* [Set problem]
Reproduce all the material exactly, minus any pictures it holds.

* [Entries shown]
● ● ●
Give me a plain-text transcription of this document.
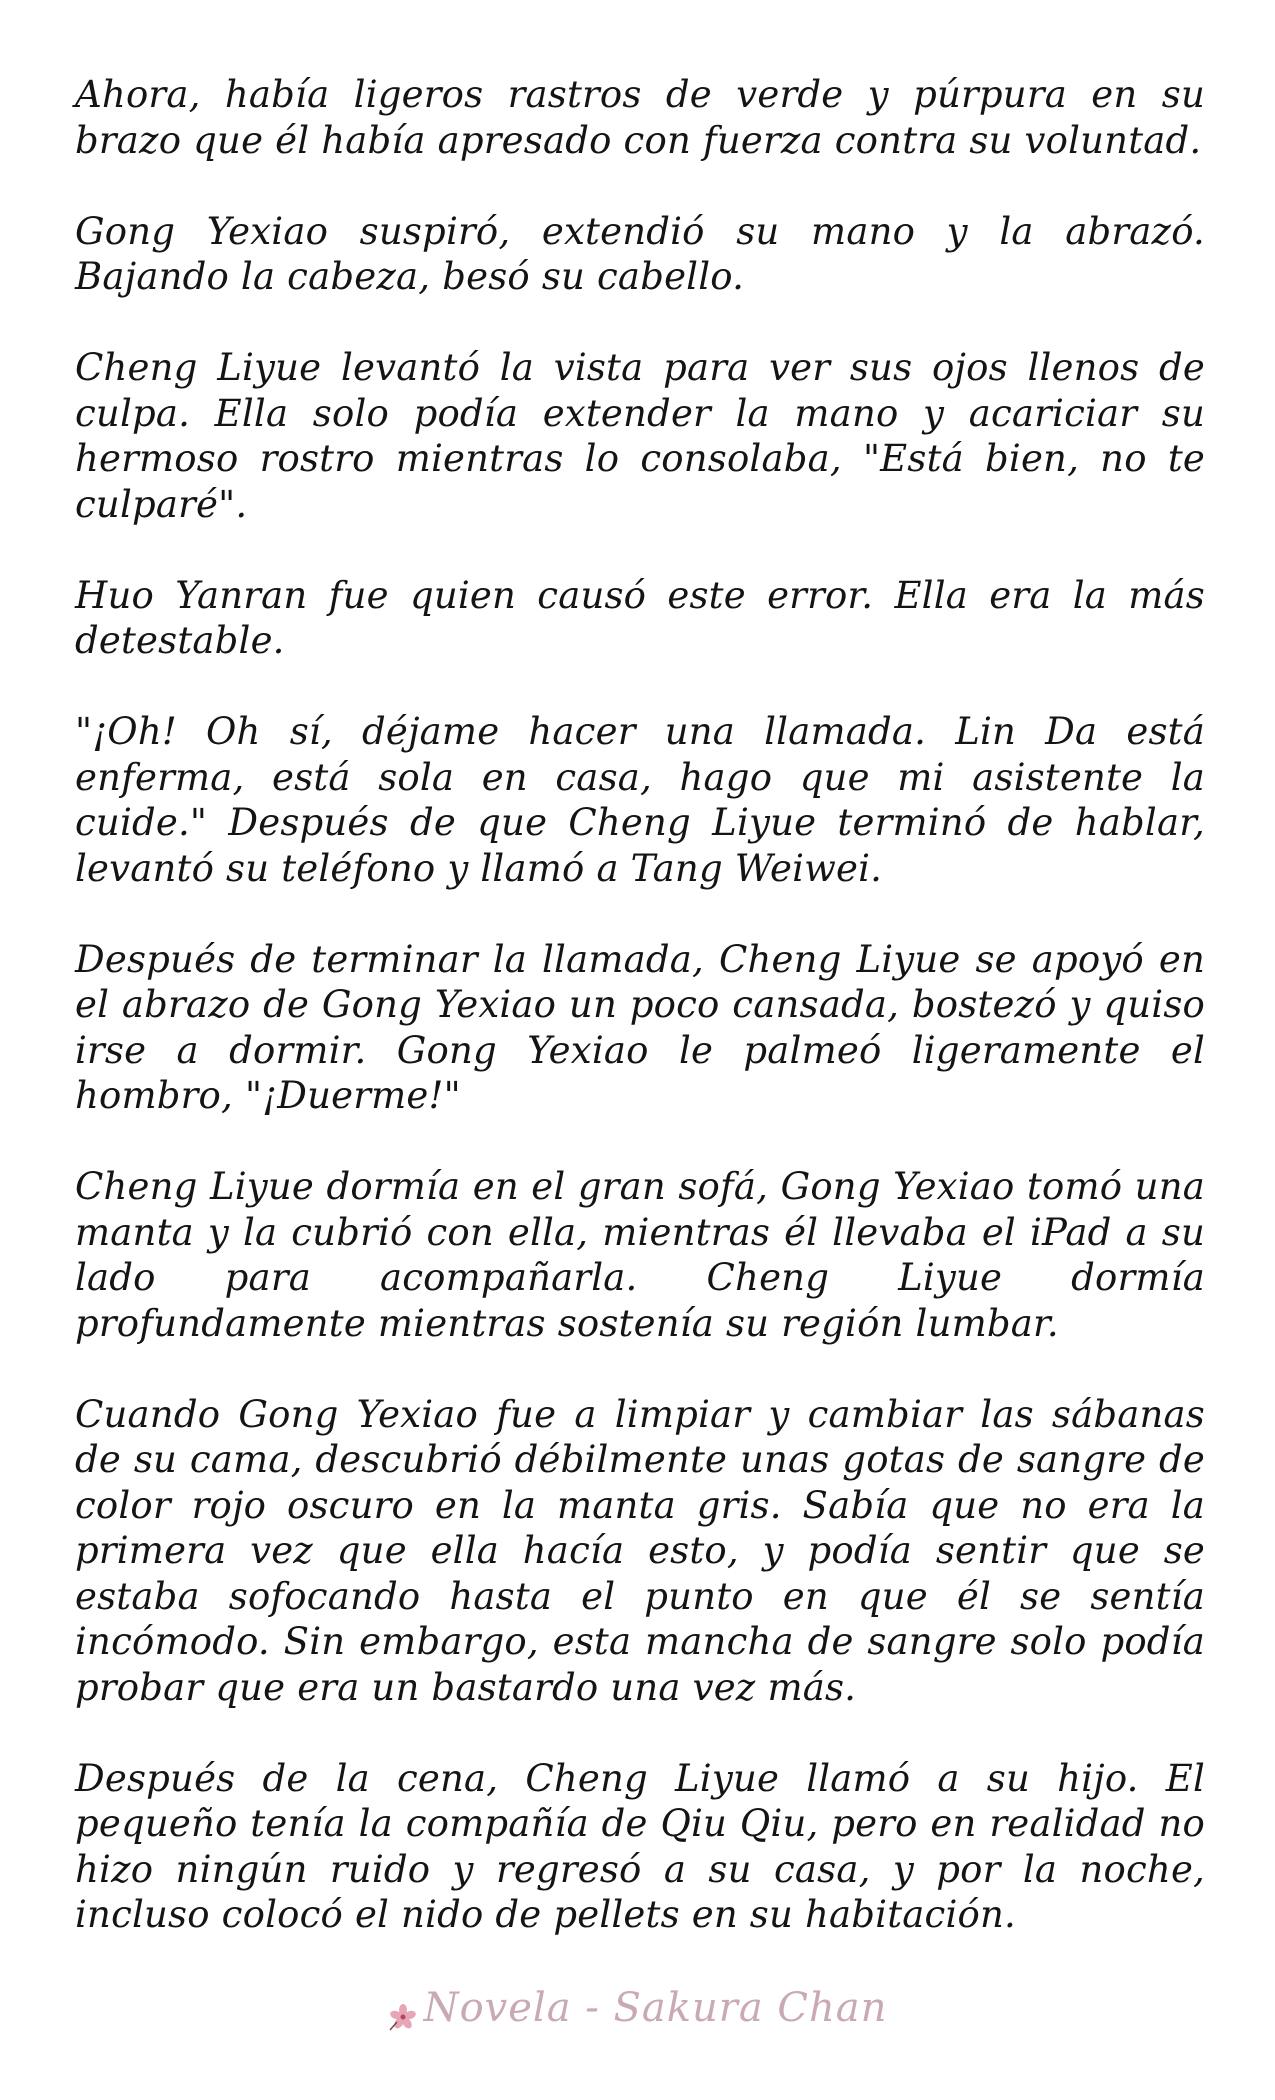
Ahora, había ligeros rastros de verde y púrpura en su brazo que él había apresado con fuerza contra su voluntad.

Gong Yexiao suspiró, extendió su mano y la abrazó. Bajando la cabeza, besó su cabello.

Cheng Liyue levantó la vista para ver sus ojos llenos de culpa. Ella solo podía extender la mano y acariciar su hermoso rostro mientras lo consolaba, "Está bien, no te culparé".

Huo Yanran fue quien causó este error. Ella era la más detestable.

"¡Oh! Oh sí, déjame hacer una llamada. Lin Da está enferma, está sola en casa, hago que mi asistente la cuide." Después de que Cheng Liyue terminó de hablar, levantó su teléfono y llamó a Tang Weiwei.

Después de terminar la llamada, Cheng Liyue se apoyó en el abrazo de Gong Yexiao un poco cansada, bostezó y quiso irse a dormir. Gong Yexiao le palmeó ligeramente el hombro, "¡Duerme!"

Cheng Liyue dormía en el gran sofá, Gong Yexiao tomó una manta y la cubrió con ella, mientras él llevaba el iPad a su lado para acompañarla. Cheng Liyue dormía profundamente mientras sostenía su región lumbar.

Cuando Gong Yexiao fue a limpiar y cambiar las sábanas de su cama, descubrió débilmente unas gotas de sangre de color rojo oscuro en la manta gris. Sabía que no era la primera vez que ella hacía esto, y podía sentir que se estaba sofocando hasta el punto en que él se sentía incómodo. Sin embargo, esta mancha de sangre solo podía probar que era un bastardo una vez más.

Después de la cena, Cheng Liyue llamó a su hijo. El pequeño tenía la compañía de Qiu Qiu, pero en realidad no hizo ningún ruido y regresó a su casa, y por la noche, incluso colocó el nido de pellets en su habitación.

Novela - Sakura Chan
● ● ●
* [Response to this task]
Give me a plain-text transcription of this document.
Ahora, había ligeros rastros de verde y púrpura en su brazo que él había apresado con fuerza contra su voluntad.

Gong Yexiao suspiró, extendió su mano y la abrazó. Bajando la cabeza, besó su cabello.

Cheng Liyue levantó la vista para ver sus ojos llenos de culpa. Ella solo podía extender la mano y acariciar su hermoso rostro mientras lo consolaba, "Está bien, no te culparé".

Huo Yanran fue quien causó este error. Ella era la más detestable.

"¡Oh! Oh sí, déjame hacer una llamada. Lin Da está enferma, está sola en casa, hago que mi asistente la cuide." Después de que Cheng Liyue terminó de hablar, levantó su teléfono y llamó a Tang Weiwei.

Después de terminar la llamada, Cheng Liyue se apoyó en el abrazo de Gong Yexiao un poco cansada, bostezó y quiso irse a dormir. Gong Yexiao le palmeó ligeramente el hombro, "¡Duerme!"

Cheng Liyue dormía en el gran sofá, Gong Yexiao tomó una manta y la cubrió con ella, mientras él llevaba el iPad a su lado para acompañarla. Cheng Liyue dormía profundamente mientras sostenía su región lumbar.

Cuando Gong Yexiao fue a limpiar y cambiar las sábanas de su cama, descubrió débilmente unas gotas de sangre de color rojo oscuro en la manta gris. Sabía que no era la primera vez que ella hacía esto, y podía sentir que se estaba sofocando hasta el punto en que él se sentía incómodo. Sin embargo, esta mancha de sangre solo podía probar que era un bastardo una vez más.

Después de la cena, Cheng Liyue llamó a su hijo. El pequeño tenía la compañía de Qiu Qiu, pero en realidad no hizo ningún ruido y regresó a su casa, y por la noche, incluso colocó el nido de pellets en su habitación.

Novela - Sakura Chan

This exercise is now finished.